◆ **Goal of the exercise**
Pick out every line in the data below that holds "name".
---+---
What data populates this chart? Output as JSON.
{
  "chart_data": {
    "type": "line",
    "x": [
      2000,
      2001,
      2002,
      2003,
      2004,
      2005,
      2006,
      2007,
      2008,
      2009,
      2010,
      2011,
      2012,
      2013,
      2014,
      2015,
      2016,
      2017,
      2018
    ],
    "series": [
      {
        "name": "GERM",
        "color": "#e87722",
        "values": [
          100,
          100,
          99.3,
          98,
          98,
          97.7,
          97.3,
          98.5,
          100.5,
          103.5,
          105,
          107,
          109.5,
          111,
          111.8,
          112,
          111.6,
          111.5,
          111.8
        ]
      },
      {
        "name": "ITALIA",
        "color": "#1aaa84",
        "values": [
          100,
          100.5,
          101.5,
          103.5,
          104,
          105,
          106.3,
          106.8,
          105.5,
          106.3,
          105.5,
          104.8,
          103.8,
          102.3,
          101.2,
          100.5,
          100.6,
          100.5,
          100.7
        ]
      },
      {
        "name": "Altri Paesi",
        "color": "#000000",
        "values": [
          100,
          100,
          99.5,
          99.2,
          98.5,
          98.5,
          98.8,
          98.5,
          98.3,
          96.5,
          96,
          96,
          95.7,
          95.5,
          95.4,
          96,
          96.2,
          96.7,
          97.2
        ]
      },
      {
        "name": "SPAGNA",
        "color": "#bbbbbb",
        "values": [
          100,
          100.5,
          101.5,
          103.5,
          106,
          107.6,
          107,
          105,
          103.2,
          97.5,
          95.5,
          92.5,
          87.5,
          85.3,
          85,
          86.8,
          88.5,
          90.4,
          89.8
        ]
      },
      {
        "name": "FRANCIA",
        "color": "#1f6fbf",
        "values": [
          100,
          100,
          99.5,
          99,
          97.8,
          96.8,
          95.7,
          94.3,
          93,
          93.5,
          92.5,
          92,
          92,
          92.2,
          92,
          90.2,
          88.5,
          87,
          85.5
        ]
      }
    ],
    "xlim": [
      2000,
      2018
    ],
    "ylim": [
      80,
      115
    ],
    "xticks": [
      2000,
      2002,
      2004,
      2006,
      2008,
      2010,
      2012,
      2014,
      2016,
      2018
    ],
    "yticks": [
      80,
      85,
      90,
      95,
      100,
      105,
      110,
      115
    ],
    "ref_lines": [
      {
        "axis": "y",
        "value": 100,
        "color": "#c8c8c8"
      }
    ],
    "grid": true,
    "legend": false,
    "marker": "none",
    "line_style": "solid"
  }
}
---+---
◆ **Answer for the task**
        "name": "GERM",
        "name": "ITALIA",
        "name": "Altri Paesi",
        "name": "SPAGNA",
        "name": "FRANCIA",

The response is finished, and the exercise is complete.